- **Directions**: Give the data below again exactly as written, without its pictures.

• • •

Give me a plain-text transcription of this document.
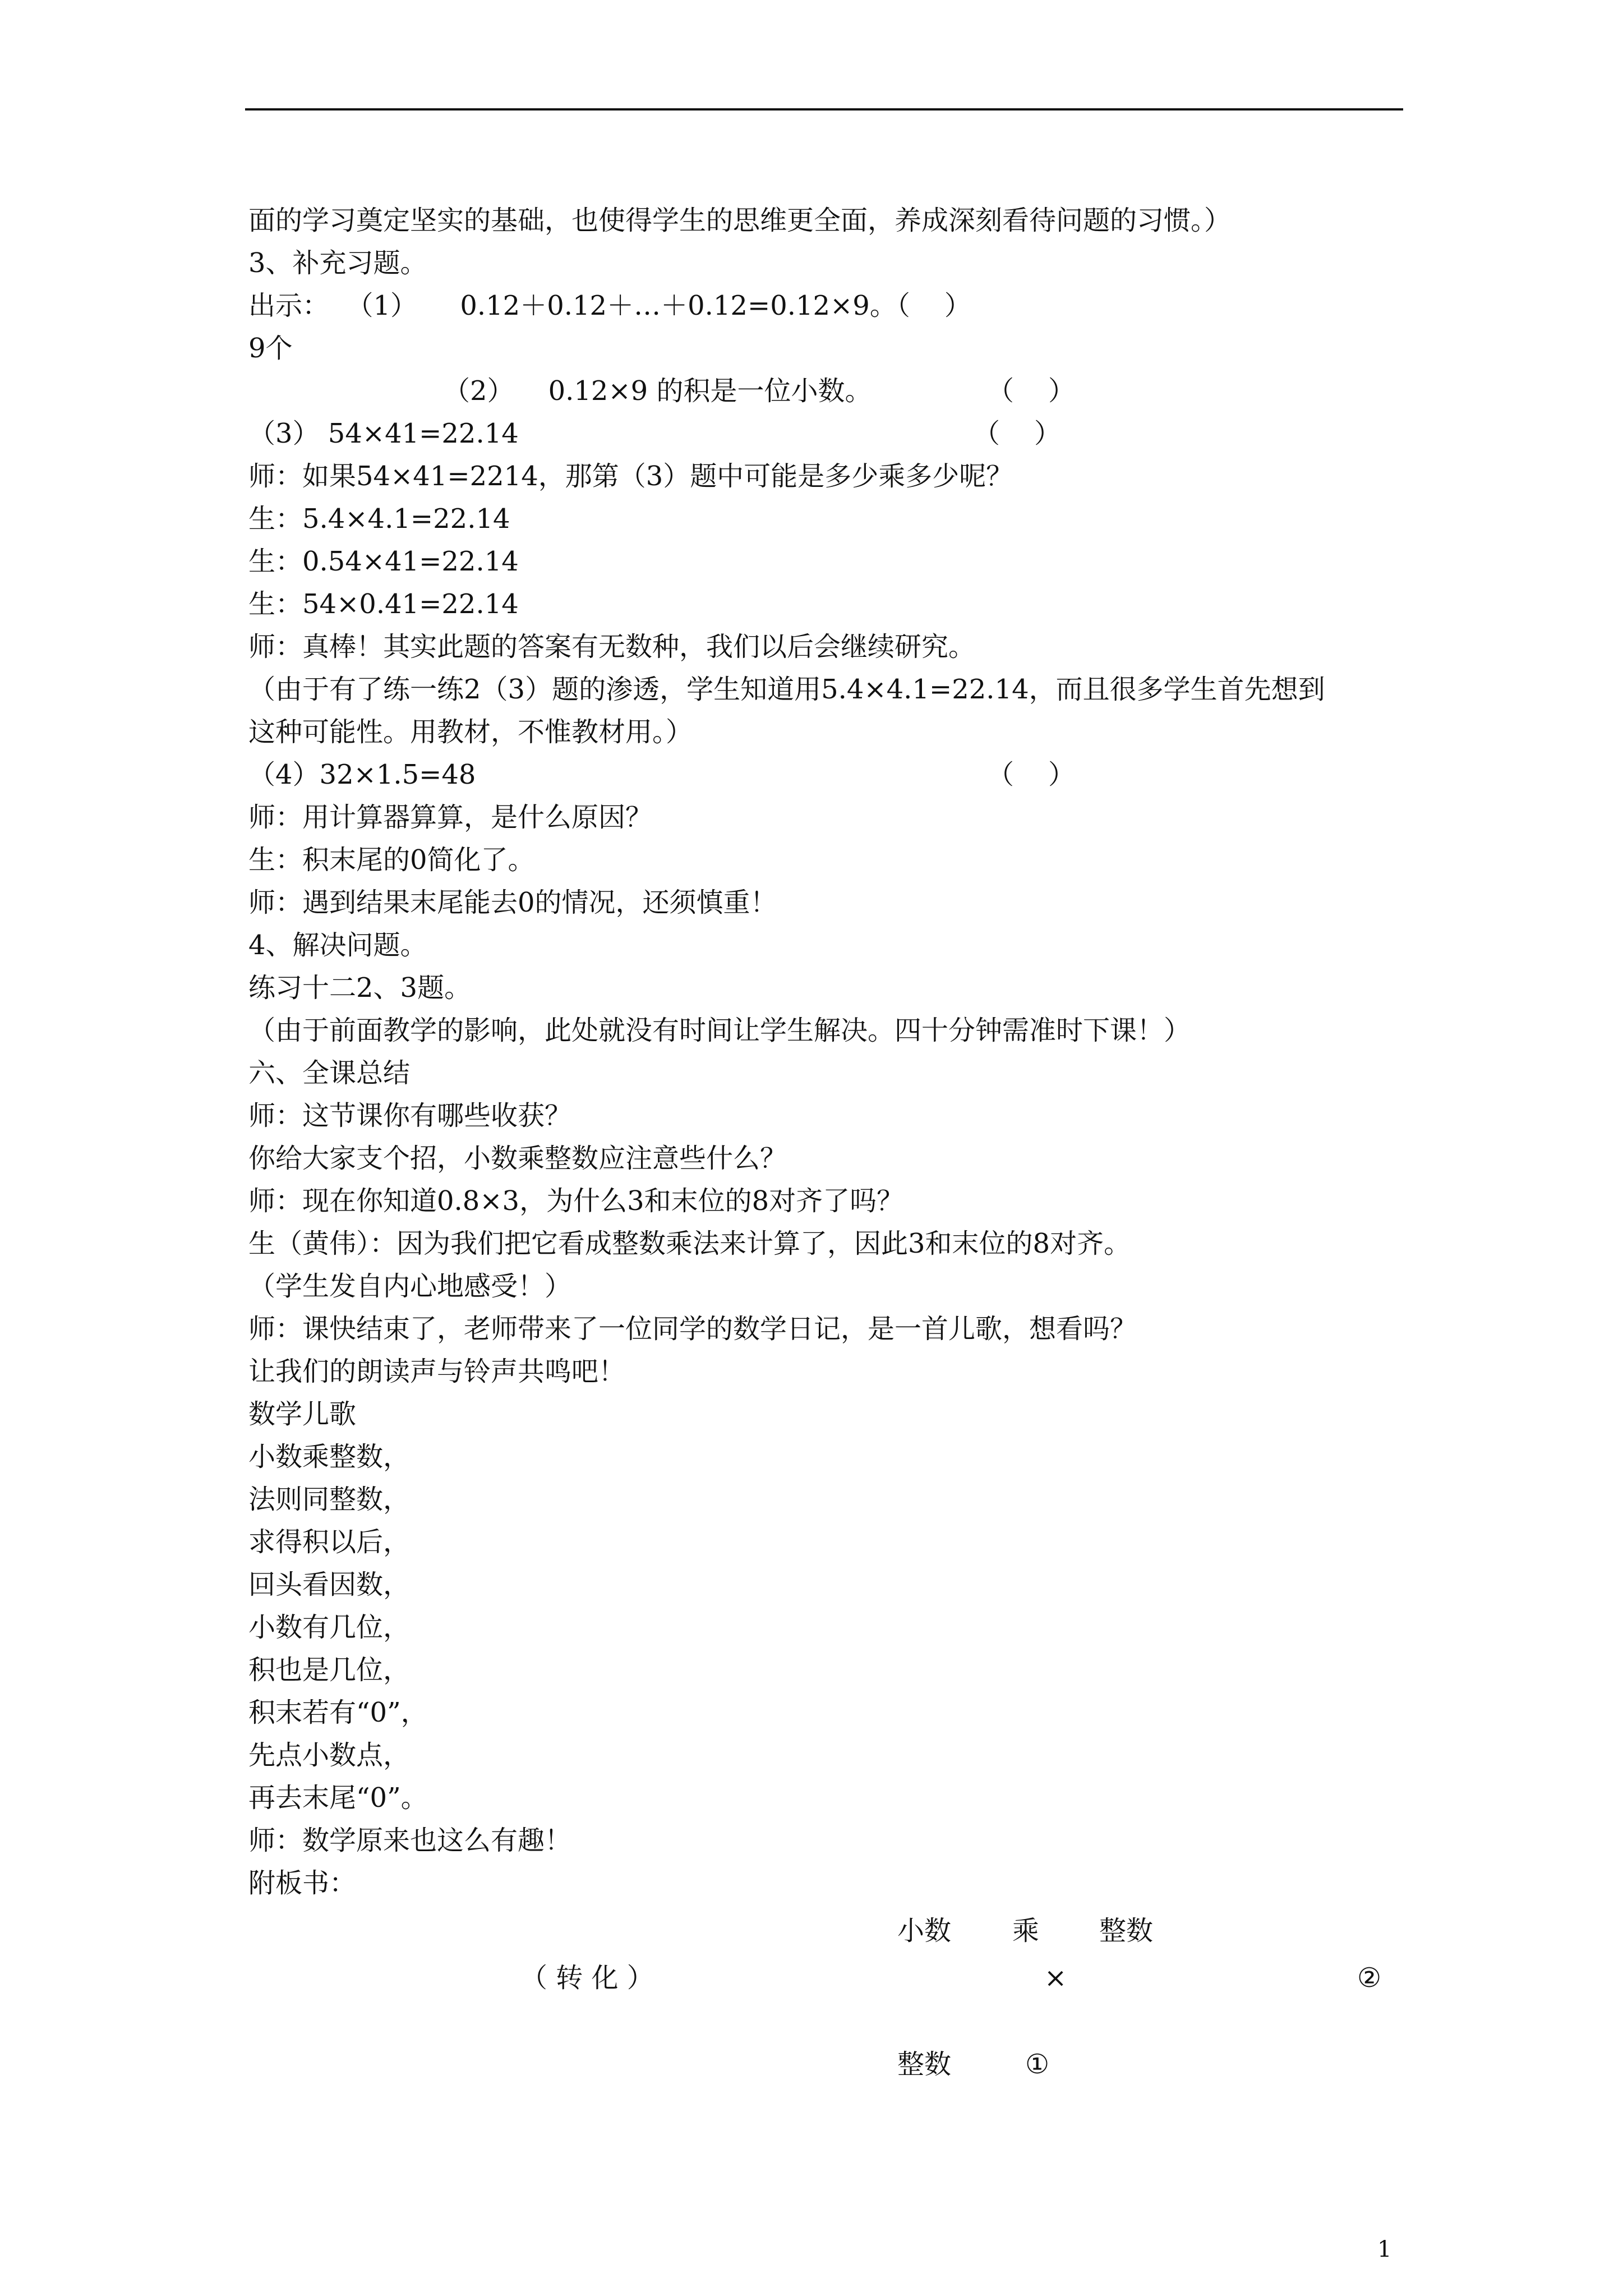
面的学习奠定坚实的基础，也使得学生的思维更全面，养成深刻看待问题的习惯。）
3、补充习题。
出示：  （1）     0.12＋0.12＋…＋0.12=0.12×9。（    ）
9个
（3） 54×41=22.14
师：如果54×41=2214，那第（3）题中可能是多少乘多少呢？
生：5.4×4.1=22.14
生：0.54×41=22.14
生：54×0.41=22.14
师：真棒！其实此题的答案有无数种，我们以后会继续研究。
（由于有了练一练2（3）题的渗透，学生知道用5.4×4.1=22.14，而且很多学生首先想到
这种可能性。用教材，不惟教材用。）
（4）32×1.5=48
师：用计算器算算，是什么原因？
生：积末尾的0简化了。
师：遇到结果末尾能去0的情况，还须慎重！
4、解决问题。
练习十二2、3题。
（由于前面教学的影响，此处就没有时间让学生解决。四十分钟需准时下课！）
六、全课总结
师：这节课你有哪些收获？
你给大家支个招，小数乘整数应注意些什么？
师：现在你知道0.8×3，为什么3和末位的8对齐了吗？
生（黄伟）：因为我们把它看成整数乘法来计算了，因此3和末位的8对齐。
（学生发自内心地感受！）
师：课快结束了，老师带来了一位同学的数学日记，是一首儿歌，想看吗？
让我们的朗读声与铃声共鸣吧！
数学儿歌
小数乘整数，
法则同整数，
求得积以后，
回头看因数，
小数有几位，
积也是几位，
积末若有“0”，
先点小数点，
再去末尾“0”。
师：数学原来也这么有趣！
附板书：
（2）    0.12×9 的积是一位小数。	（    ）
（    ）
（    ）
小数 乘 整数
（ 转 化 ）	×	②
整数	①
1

• • •

- **Exercise answer**:
Give me a plain-text transcription of this document.
面的学习奠定坚实的基础，也使得学生的思维更全面，养成深刻看待问题的习惯。）
3、补充习题。
出示：  （1）     0.12＋0.12＋…＋0.12=0.12×9。（    ）
9个
（3） 54×41=22.14
师：如果54×41=2214，那第（3）题中可能是多少乘多少呢？
生：5.4×4.1=22.14
生：0.54×41=22.14
生：54×0.41=22.14
师：真棒！其实此题的答案有无数种，我们以后会继续研究。
（由于有了练一练2（3）题的渗透，学生知道用5.4×4.1=22.14，而且很多学生首先想到
这种可能性。用教材，不惟教材用。）
（4）32×1.5=48
师：用计算器算算，是什么原因？
生：积末尾的0简化了。
师：遇到结果末尾能去0的情况，还须慎重！
4、解决问题。
练习十二2、3题。
（由于前面教学的影响，此处就没有时间让学生解决。四十分钟需准时下课！）
六、全课总结
师：这节课你有哪些收获？
你给大家支个招，小数乘整数应注意些什么？
师：现在你知道0.8×3，为什么3和末位的8对齐了吗？
生（黄伟）：因为我们把它看成整数乘法来计算了，因此3和末位的8对齐。
（学生发自内心地感受！）
师：课快结束了，老师带来了一位同学的数学日记，是一首儿歌，想看吗？
让我们的朗读声与铃声共鸣吧！
数学儿歌
小数乘整数，
法则同整数，
求得积以后，
回头看因数，
小数有几位，
积也是几位，
积末若有“0”，
先点小数点，
再去末尾“0”。
师：数学原来也这么有趣！
附板书：
（2）    0.12×9 的积是一位小数。	（    ）
（    ）
（    ）
小数 乘 整数
（ 转 化 ）	×	②
整数	①
1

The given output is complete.